◆ WORK TO BE COMPLETED
Tell how many lines carry the word "déjà"; the reply is the number and nothing else.

◆ A run of records
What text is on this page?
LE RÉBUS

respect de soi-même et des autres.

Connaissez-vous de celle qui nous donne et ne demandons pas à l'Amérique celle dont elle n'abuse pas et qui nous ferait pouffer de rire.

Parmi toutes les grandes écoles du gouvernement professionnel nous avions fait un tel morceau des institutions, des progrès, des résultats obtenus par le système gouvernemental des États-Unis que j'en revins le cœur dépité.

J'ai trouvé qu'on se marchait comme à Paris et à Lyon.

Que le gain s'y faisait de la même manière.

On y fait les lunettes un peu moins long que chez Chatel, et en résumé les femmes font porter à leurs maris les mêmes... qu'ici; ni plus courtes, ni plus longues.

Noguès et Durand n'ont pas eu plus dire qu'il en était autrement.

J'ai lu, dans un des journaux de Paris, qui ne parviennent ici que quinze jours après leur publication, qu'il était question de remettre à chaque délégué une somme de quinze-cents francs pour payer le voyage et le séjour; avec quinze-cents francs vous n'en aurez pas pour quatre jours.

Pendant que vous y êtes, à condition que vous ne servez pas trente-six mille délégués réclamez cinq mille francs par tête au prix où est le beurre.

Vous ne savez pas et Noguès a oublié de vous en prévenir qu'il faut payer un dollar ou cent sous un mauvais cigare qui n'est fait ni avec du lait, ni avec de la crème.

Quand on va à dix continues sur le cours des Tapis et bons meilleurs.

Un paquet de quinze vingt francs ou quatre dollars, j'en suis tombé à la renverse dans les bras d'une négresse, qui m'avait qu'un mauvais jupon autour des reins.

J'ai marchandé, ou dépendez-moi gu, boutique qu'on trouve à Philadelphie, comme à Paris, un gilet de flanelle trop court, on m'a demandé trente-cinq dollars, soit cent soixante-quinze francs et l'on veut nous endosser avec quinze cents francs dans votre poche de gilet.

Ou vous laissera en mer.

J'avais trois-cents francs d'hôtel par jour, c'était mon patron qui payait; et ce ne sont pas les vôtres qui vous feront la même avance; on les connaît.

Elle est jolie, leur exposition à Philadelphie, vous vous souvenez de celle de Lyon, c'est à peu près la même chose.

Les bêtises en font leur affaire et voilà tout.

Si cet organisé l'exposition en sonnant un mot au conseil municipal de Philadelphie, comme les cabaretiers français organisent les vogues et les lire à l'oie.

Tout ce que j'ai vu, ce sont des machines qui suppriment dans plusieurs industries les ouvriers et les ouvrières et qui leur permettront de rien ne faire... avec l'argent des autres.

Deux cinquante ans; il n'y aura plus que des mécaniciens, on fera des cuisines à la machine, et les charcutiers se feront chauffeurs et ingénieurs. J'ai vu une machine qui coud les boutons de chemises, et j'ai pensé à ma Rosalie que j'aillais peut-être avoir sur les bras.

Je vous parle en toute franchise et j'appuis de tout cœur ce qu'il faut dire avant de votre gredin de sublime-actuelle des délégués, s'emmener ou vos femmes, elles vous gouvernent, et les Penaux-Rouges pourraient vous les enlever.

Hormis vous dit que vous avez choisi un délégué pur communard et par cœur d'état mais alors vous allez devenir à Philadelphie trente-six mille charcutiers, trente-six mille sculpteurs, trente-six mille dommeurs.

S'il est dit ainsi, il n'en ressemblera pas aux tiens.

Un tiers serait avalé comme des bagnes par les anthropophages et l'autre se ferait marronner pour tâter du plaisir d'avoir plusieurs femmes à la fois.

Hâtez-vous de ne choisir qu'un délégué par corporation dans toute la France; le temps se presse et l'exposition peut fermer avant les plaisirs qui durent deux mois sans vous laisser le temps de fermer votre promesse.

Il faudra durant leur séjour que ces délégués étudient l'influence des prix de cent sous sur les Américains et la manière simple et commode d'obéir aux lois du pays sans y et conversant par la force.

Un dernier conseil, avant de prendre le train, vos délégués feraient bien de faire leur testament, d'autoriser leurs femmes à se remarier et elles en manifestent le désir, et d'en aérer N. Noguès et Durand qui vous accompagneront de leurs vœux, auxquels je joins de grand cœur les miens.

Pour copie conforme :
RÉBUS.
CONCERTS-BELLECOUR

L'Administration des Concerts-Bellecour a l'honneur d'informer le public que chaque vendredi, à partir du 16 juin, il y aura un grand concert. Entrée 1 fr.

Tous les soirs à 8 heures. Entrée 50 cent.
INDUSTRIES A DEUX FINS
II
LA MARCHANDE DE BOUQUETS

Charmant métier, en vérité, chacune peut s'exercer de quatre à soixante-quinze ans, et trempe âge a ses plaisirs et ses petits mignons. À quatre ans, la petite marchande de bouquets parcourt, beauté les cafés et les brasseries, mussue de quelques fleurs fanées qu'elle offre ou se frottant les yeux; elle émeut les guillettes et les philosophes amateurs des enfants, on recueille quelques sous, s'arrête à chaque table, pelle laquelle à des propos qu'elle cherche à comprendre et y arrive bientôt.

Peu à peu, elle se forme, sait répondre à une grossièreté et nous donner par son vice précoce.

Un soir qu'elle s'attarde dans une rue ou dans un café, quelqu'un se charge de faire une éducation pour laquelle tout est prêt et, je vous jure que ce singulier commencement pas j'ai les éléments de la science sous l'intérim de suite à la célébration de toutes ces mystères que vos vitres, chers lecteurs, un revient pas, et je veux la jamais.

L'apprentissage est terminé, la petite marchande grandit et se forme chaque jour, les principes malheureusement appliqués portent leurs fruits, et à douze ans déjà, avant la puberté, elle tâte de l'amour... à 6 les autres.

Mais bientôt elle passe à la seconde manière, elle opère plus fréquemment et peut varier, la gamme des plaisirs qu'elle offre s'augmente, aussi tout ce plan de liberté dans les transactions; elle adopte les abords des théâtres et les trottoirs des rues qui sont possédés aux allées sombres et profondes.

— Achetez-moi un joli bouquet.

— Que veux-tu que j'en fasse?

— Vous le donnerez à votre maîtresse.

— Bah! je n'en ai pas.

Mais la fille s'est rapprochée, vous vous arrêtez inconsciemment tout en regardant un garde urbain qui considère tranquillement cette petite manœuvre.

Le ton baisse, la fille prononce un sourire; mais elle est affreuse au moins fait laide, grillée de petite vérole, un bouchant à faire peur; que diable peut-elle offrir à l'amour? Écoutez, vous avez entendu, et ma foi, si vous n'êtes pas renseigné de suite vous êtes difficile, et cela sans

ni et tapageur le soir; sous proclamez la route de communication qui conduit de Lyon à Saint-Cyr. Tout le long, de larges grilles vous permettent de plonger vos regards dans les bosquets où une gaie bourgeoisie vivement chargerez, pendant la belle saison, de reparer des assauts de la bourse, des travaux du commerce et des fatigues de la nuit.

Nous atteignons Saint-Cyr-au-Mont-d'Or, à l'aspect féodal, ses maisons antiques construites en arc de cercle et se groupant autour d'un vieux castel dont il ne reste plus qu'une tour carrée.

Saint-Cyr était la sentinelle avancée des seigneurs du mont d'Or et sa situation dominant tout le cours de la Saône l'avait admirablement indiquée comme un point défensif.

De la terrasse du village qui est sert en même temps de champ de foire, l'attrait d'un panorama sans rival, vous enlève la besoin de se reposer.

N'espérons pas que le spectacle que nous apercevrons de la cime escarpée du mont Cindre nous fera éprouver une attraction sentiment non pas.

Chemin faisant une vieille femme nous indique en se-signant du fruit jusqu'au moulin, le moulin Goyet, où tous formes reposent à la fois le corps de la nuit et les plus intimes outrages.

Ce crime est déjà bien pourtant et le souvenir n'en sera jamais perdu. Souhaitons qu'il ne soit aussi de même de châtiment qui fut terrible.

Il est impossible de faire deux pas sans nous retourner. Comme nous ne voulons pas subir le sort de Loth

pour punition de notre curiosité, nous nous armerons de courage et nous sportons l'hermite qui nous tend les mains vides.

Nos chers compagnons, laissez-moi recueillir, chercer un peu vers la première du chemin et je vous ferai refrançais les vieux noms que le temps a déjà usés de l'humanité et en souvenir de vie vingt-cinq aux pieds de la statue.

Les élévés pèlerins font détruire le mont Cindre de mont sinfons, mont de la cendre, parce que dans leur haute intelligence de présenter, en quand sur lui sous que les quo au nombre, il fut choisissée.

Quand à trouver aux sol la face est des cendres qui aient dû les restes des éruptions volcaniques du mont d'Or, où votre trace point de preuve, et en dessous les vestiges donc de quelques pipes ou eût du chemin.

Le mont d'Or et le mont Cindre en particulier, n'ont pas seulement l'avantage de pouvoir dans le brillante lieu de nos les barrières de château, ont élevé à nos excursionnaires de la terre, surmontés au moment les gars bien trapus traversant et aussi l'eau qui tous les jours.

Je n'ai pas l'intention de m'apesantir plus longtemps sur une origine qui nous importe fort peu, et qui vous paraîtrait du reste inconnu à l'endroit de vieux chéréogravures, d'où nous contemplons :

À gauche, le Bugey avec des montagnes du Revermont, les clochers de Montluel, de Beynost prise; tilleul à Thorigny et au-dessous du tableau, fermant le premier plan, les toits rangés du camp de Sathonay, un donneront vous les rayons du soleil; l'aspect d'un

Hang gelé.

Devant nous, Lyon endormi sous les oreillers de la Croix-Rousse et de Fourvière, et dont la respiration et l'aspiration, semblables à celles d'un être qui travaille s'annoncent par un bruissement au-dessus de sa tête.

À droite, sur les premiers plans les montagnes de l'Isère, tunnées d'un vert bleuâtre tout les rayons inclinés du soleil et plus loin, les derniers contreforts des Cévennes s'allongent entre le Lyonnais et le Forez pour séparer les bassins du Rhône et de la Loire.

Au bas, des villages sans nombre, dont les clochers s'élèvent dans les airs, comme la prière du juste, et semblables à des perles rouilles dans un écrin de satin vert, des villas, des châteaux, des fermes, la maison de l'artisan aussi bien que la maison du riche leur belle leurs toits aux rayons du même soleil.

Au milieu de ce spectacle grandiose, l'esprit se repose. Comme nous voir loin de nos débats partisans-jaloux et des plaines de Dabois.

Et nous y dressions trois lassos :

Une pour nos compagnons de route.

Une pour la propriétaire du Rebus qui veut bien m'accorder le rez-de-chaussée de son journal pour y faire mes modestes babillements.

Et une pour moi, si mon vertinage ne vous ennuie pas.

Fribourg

◆ OUTPUT FOR THIS TASK
3